### SET TASK
Quote the entries word for word. Omit the pictures.

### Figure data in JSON

--*--

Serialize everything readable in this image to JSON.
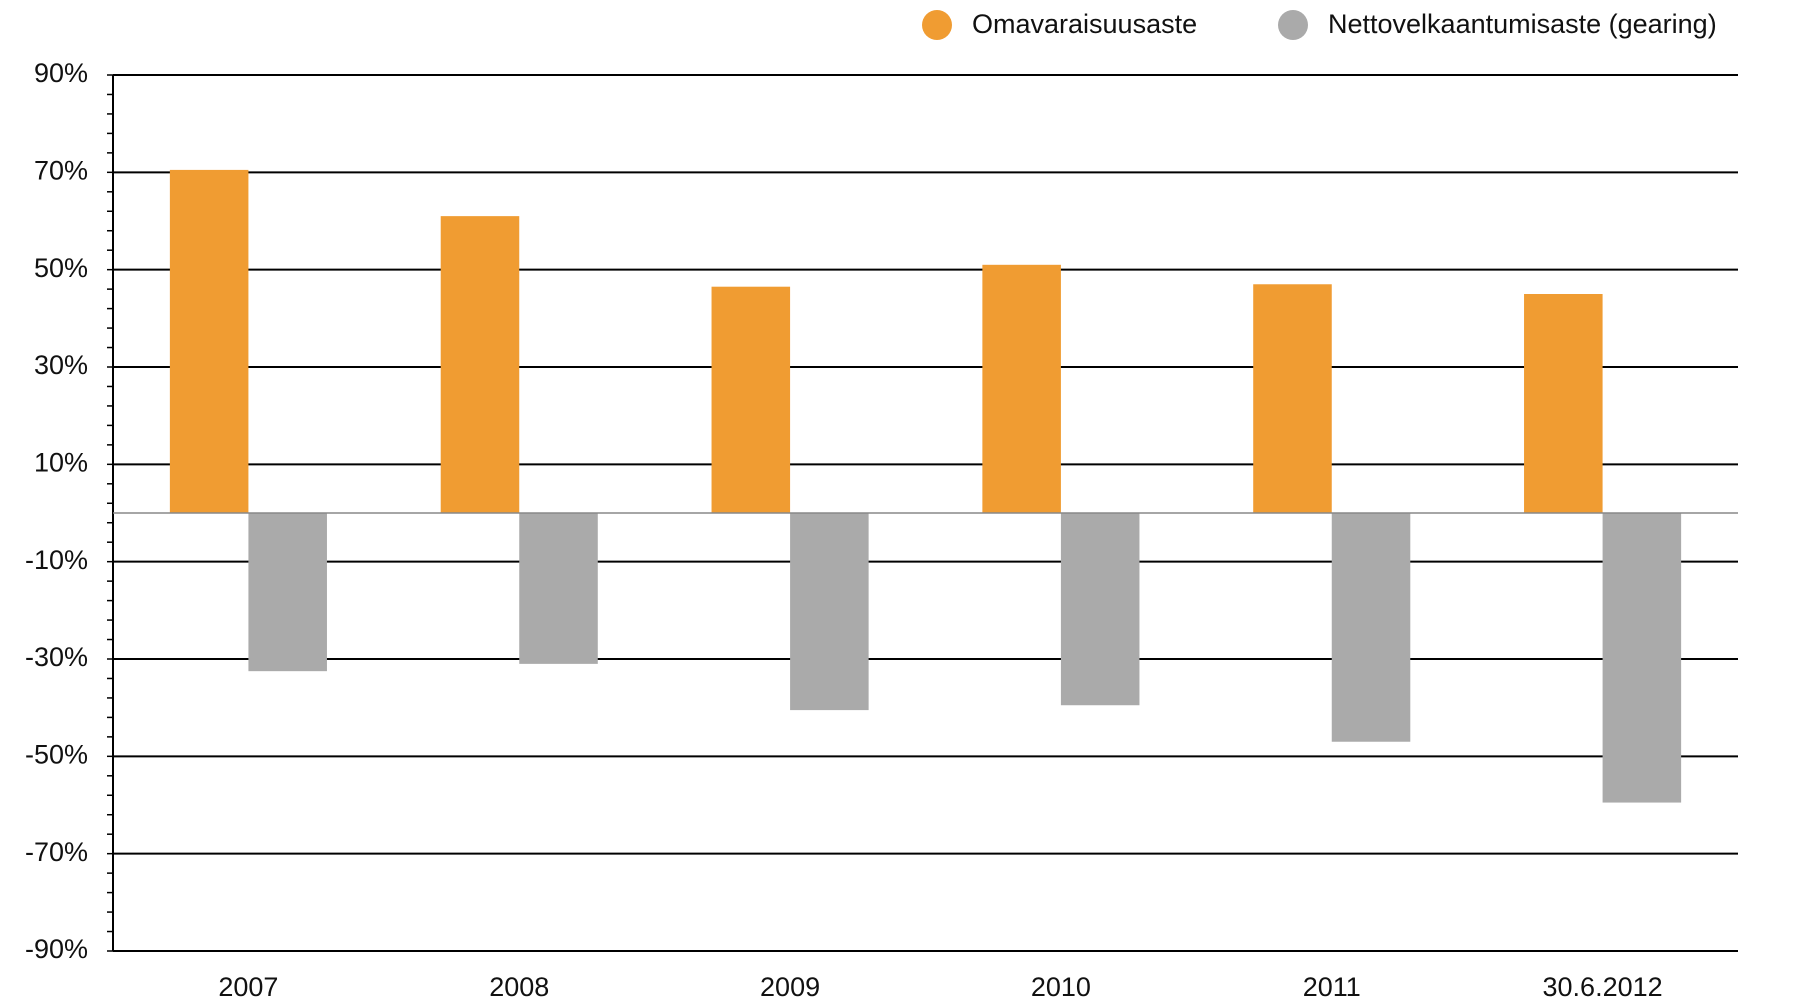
{
  "chart_data": {
    "type": "bar",
    "categories": [
      "2007",
      "2008",
      "2009",
      "2010",
      "2011",
      "30.6.2012"
    ],
    "series": [
      {
        "name": "Omavaraisuusaste",
        "color": "#f09c32",
        "values": [
          70.5,
          61,
          46.5,
          51,
          47,
          45
        ]
      },
      {
        "name": "Nettovelkaantumisaste (gearing)",
        "color": "#aaaaaa",
        "values": [
          -32.5,
          -31,
          -40.5,
          -39.5,
          -47,
          -59.5
        ]
      }
    ],
    "ylim": [
      -90,
      90
    ],
    "yticks": [
      {
        "value": -90,
        "label": "-90%"
      },
      {
        "value": -70,
        "label": "-70%"
      },
      {
        "value": -50,
        "label": "-50%"
      },
      {
        "value": -30,
        "label": "-30%"
      },
      {
        "value": -10,
        "label": "-10%"
      },
      {
        "value": 10,
        "label": "10%"
      },
      {
        "value": 30,
        "label": "30%"
      },
      {
        "value": 50,
        "label": "50%"
      },
      {
        "value": 70,
        "label": "70%"
      },
      {
        "value": 90,
        "label": "90%"
      }
    ],
    "grid": true,
    "legend": "top-right"
  }
}
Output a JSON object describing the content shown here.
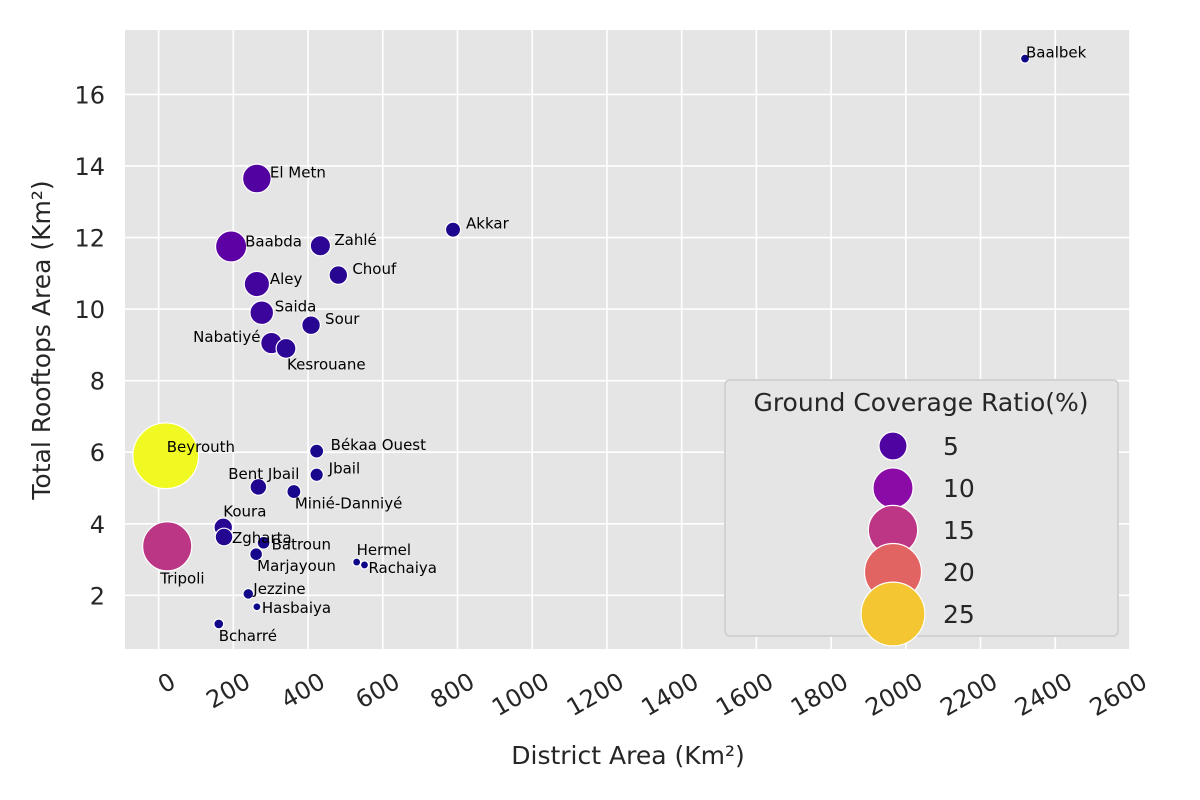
{
  "chart_data": {
    "type": "scatter",
    "title": "",
    "xlabel": "District Area (Km²)",
    "ylabel": "Total Rooftops Area (Km²)",
    "xlim": [
      -90,
      2600
    ],
    "ylim": [
      0.5,
      17.8
    ],
    "xticks": [
      0,
      200,
      400,
      600,
      800,
      1000,
      1200,
      1400,
      1600,
      1800,
      2000,
      2200,
      2400,
      2600
    ],
    "yticks": [
      2,
      4,
      6,
      8,
      10,
      12,
      14,
      16
    ],
    "grid": true,
    "size_variable": "Ground Coverage Ratio(%)",
    "colormap": "plasma",
    "size_range": [
      0.6,
      26.5
    ],
    "points": [
      {
        "name": "Baalbek",
        "x": 2319,
        "y": 17.0,
        "ratio": 0.7
      },
      {
        "name": "El Metn",
        "x": 263,
        "y": 13.65,
        "ratio": 5.2
      },
      {
        "name": "Akkar",
        "x": 788,
        "y": 12.22,
        "ratio": 1.6
      },
      {
        "name": "Baabda",
        "x": 194,
        "y": 11.75,
        "ratio": 6.1
      },
      {
        "name": "Zahlé",
        "x": 433,
        "y": 11.77,
        "ratio": 2.7
      },
      {
        "name": "Chouf",
        "x": 481,
        "y": 10.95,
        "ratio": 2.3
      },
      {
        "name": "Aley",
        "x": 263,
        "y": 10.7,
        "ratio": 4.1
      },
      {
        "name": "Saida",
        "x": 276,
        "y": 9.9,
        "ratio": 3.6
      },
      {
        "name": "Sour",
        "x": 408,
        "y": 9.55,
        "ratio": 2.3
      },
      {
        "name": "Nabatiyé",
        "x": 302,
        "y": 9.05,
        "ratio": 3.0
      },
      {
        "name": "Kesrouane",
        "x": 341,
        "y": 8.9,
        "ratio": 2.6
      },
      {
        "name": "Beyrouth",
        "x": 19,
        "y": 5.9,
        "ratio": 26.5
      },
      {
        "name": "Békaa Ouest",
        "x": 423,
        "y": 6.03,
        "ratio": 1.4
      },
      {
        "name": "Jbail",
        "x": 423,
        "y": 5.37,
        "ratio": 1.3
      },
      {
        "name": "Bent Jbail",
        "x": 267,
        "y": 5.03,
        "ratio": 1.9
      },
      {
        "name": "Minié-Danniyé",
        "x": 362,
        "y": 4.9,
        "ratio": 1.4
      },
      {
        "name": "Koura",
        "x": 173,
        "y": 3.9,
        "ratio": 2.3
      },
      {
        "name": "Zgharta",
        "x": 175,
        "y": 3.63,
        "ratio": 2.1
      },
      {
        "name": "Batroun",
        "x": 281,
        "y": 3.47,
        "ratio": 1.2
      },
      {
        "name": "Tripoli",
        "x": 23,
        "y": 3.37,
        "ratio": 14.9
      },
      {
        "name": "Marjayoun",
        "x": 261,
        "y": 3.15,
        "ratio": 1.2
      },
      {
        "name": "Hermel",
        "x": 530,
        "y": 2.93,
        "ratio": 0.6
      },
      {
        "name": "Rachaiya",
        "x": 551,
        "y": 2.85,
        "ratio": 0.6
      },
      {
        "name": "Jezzine",
        "x": 240,
        "y": 2.04,
        "ratio": 0.9
      },
      {
        "name": "Hasbaiya",
        "x": 263,
        "y": 1.68,
        "ratio": 0.6
      },
      {
        "name": "Bcharré",
        "x": 161,
        "y": 1.2,
        "ratio": 0.8
      }
    ],
    "legend": {
      "title": "Ground Coverage Ratio(%)",
      "position": "lower-right",
      "entries": [
        {
          "label": "5",
          "value": 5
        },
        {
          "label": "10",
          "value": 10
        },
        {
          "label": "15",
          "value": 15
        },
        {
          "label": "20",
          "value": 20
        },
        {
          "label": "25",
          "value": 25
        }
      ]
    }
  }
}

--*--

### COMPLETED TASK
Serialize everything readable in this image to JSON.
{
  "chart_data": {
    "type": "bar",
    "categories": [
      "2007",
      "2008",
      "2009",
      "2010",
      "2011",
      "30.6.2012"
    ],
    "series": [
      {
        "name": "Omavaraisuusaste",
        "color": "#f09c32",
        "values": [
          70.5,
          61,
          46.5,
          51,
          47,
          45
        ]
      },
      {
        "name": "Nettovelkaantumisaste (gearing)",
        "color": "#aaaaaa",
        "values": [
          -32.5,
          -31,
          -40.5,
          -39.5,
          -47,
          -59.5
        ]
      }
    ],
    "ylim": [
      -90,
      90
    ],
    "yticks": [
      {
        "value": -90,
        "label": "-90%"
      },
      {
        "value": -70,
        "label": "-70%"
      },
      {
        "value": -50,
        "label": "-50%"
      },
      {
        "value": -30,
        "label": "-30%"
      },
      {
        "value": -10,
        "label": "-10%"
      },
      {
        "value": 10,
        "label": "10%"
      },
      {
        "value": 30,
        "label": "30%"
      },
      {
        "value": 50,
        "label": "50%"
      },
      {
        "value": 70,
        "label": "70%"
      },
      {
        "value": 90,
        "label": "90%"
      }
    ],
    "grid": true,
    "legend": "top-right"
  }
}
Output a JSON object describing the content shown here.
{
  "chart_data": {
    "type": "scatter",
    "title": "",
    "xlabel": "District Area (Km²)",
    "ylabel": "Total Rooftops Area (Km²)",
    "xlim": [
      -90,
      2600
    ],
    "ylim": [
      0.5,
      17.8
    ],
    "xticks": [
      0,
      200,
      400,
      600,
      800,
      1000,
      1200,
      1400,
      1600,
      1800,
      2000,
      2200,
      2400,
      2600
    ],
    "yticks": [
      2,
      4,
      6,
      8,
      10,
      12,
      14,
      16
    ],
    "grid": true,
    "size_variable": "Ground Coverage Ratio(%)",
    "colormap": "plasma",
    "size_range": [
      0.6,
      26.5
    ],
    "points": [
      {
        "name": "Baalbek",
        "x": 2319,
        "y": 17.0,
        "ratio": 0.7
      },
      {
        "name": "El Metn",
        "x": 263,
        "y": 13.65,
        "ratio": 5.2
      },
      {
        "name": "Akkar",
        "x": 788,
        "y": 12.22,
        "ratio": 1.6
      },
      {
        "name": "Baabda",
        "x": 194,
        "y": 11.75,
        "ratio": 6.1
      },
      {
        "name": "Zahlé",
        "x": 433,
        "y": 11.77,
        "ratio": 2.7
      },
      {
        "name": "Chouf",
        "x": 481,
        "y": 10.95,
        "ratio": 2.3
      },
      {
        "name": "Aley",
        "x": 263,
        "y": 10.7,
        "ratio": 4.1
      },
      {
        "name": "Saida",
        "x": 276,
        "y": 9.9,
        "ratio": 3.6
      },
      {
        "name": "Sour",
        "x": 408,
        "y": 9.55,
        "ratio": 2.3
      },
      {
        "name": "Nabatiyé",
        "x": 302,
        "y": 9.05,
        "ratio": 3.0
      },
      {
        "name": "Kesrouane",
        "x": 341,
        "y": 8.9,
        "ratio": 2.6
      },
      {
        "name": "Beyrouth",
        "x": 19,
        "y": 5.9,
        "ratio": 26.5
      },
      {
        "name": "Békaa Ouest",
        "x": 423,
        "y": 6.03,
        "ratio": 1.4
      },
      {
        "name": "Jbail",
        "x": 423,
        "y": 5.37,
        "ratio": 1.3
      },
      {
        "name": "Bent Jbail",
        "x": 267,
        "y": 5.03,
        "ratio": 1.9
      },
      {
        "name": "Minié-Danniyé",
        "x": 362,
        "y": 4.9,
        "ratio": 1.4
      },
      {
        "name": "Koura",
        "x": 173,
        "y": 3.9,
        "ratio": 2.3
      },
      {
        "name": "Zgharta",
        "x": 175,
        "y": 3.63,
        "ratio": 2.1
      },
      {
        "name": "Batroun",
        "x": 281,
        "y": 3.47,
        "ratio": 1.2
      },
      {
        "name": "Tripoli",
        "x": 23,
        "y": 3.37,
        "ratio": 14.9
      },
      {
        "name": "Marjayoun",
        "x": 261,
        "y": 3.15,
        "ratio": 1.2
      },
      {
        "name": "Hermel",
        "x": 530,
        "y": 2.93,
        "ratio": 0.6
      },
      {
        "name": "Rachaiya",
        "x": 551,
        "y": 2.85,
        "ratio": 0.6
      },
      {
        "name": "Jezzine",
        "x": 240,
        "y": 2.04,
        "ratio": 0.9
      },
      {
        "name": "Hasbaiya",
        "x": 263,
        "y": 1.68,
        "ratio": 0.6
      },
      {
        "name": "Bcharré",
        "x": 161,
        "y": 1.2,
        "ratio": 0.8
      }
    ],
    "legend": {
      "title": "Ground Coverage Ratio(%)",
      "position": "lower-right",
      "entries": [
        {
          "label": "5",
          "value": 5
        },
        {
          "label": "10",
          "value": 10
        },
        {
          "label": "15",
          "value": 15
        },
        {
          "label": "20",
          "value": 20
        },
        {
          "label": "25",
          "value": 25
        }
      ]
    }
  }
}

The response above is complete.